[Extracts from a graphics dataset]
★ ★ ★ ★ ★

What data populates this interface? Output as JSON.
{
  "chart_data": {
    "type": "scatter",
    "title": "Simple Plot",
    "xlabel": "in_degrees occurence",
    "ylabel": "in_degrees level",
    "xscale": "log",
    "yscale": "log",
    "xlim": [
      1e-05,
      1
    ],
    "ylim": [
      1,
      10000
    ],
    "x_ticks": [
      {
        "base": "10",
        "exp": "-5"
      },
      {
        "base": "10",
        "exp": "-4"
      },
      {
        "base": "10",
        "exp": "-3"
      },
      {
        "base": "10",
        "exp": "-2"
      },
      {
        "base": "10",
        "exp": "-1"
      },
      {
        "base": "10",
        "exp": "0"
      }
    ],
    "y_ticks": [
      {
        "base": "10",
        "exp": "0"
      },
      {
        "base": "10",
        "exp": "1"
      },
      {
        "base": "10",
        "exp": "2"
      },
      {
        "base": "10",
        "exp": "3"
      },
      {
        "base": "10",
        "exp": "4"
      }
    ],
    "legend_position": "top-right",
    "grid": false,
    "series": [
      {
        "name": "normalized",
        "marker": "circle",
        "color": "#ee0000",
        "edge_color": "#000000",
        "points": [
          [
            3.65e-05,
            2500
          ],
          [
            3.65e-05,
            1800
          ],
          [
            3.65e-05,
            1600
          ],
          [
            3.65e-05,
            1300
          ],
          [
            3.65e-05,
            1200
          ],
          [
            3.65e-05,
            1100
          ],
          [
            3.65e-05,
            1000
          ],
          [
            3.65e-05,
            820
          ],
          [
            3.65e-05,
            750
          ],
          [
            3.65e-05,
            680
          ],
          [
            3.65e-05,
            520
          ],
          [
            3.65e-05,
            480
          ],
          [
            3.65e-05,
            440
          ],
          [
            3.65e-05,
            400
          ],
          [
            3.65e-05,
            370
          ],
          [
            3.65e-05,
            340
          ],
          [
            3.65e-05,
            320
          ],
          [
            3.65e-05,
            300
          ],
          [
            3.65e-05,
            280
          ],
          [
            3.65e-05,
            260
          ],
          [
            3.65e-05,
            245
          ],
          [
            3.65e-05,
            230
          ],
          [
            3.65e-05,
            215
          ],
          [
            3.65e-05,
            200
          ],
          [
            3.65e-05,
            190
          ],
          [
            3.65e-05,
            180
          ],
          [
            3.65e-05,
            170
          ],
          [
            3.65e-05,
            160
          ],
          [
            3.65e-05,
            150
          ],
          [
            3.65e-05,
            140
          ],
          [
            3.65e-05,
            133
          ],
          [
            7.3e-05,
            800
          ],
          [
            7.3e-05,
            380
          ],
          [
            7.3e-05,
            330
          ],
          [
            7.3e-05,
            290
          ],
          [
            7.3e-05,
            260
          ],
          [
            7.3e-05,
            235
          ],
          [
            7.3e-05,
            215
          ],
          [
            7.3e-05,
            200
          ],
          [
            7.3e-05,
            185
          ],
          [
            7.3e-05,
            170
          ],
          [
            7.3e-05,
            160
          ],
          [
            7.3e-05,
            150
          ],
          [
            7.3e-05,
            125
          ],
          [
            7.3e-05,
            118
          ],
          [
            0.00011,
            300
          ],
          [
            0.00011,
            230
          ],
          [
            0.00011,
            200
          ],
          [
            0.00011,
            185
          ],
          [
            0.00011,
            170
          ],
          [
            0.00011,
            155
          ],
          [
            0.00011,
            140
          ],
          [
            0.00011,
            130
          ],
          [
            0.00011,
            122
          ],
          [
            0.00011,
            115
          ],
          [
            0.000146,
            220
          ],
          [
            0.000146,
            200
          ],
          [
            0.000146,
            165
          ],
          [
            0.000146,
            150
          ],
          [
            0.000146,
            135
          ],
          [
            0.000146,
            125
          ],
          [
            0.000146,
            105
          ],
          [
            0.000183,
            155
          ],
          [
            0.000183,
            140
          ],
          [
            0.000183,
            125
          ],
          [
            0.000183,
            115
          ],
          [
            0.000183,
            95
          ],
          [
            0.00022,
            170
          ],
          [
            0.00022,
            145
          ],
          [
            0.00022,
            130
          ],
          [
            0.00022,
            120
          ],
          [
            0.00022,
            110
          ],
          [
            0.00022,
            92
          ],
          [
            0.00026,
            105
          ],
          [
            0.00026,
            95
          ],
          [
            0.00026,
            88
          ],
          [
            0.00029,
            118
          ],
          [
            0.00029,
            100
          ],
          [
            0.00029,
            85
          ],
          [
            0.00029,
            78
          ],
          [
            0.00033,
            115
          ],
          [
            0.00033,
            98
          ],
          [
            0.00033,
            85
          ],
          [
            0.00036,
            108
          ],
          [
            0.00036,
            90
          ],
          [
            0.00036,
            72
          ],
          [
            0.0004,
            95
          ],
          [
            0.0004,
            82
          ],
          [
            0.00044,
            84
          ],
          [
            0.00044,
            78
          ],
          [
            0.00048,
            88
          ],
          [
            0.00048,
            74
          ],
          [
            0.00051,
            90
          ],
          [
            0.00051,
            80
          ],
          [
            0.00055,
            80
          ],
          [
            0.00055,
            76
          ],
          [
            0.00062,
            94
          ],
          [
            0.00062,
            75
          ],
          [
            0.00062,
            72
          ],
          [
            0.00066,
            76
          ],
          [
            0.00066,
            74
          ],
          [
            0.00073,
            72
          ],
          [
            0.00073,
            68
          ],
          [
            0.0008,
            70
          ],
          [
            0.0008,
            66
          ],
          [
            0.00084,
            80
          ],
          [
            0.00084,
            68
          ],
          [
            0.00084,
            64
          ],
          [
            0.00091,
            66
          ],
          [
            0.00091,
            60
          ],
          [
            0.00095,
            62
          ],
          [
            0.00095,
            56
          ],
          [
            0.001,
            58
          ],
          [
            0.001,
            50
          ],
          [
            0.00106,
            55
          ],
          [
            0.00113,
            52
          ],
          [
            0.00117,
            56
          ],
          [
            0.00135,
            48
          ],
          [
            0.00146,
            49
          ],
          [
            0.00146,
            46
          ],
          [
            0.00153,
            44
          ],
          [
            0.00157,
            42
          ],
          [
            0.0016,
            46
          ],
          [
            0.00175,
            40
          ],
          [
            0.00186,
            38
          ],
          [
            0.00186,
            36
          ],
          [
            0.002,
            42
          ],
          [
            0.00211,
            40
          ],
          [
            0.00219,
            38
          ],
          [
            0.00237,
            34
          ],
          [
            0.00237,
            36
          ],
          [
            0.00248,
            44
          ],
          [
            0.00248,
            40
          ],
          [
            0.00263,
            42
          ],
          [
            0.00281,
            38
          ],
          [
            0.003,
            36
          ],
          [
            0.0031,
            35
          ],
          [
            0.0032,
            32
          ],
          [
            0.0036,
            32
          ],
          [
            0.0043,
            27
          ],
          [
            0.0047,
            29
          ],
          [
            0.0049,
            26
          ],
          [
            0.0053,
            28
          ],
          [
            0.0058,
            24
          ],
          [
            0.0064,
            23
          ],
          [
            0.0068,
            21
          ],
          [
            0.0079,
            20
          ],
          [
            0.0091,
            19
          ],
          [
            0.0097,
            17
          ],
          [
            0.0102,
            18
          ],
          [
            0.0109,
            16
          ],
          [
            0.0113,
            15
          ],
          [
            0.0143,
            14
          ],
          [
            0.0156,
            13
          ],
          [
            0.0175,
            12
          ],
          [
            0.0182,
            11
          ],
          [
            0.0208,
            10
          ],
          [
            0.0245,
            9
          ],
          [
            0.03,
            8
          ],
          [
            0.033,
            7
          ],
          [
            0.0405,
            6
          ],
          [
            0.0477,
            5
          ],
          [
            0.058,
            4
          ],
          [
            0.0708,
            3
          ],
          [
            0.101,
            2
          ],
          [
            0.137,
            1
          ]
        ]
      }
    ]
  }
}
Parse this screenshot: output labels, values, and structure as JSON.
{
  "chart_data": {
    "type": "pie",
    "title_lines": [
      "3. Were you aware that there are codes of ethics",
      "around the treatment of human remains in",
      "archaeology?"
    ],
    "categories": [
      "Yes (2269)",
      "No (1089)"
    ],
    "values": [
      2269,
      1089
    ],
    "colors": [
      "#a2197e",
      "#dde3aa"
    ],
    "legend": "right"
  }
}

★ ★ ★ ★ ★

- **WHAT THE TASK ASKS**
Pick out each line in the material containing "right".

- **RESULT**
    "legend_position": "top-right",
    "legend": "right"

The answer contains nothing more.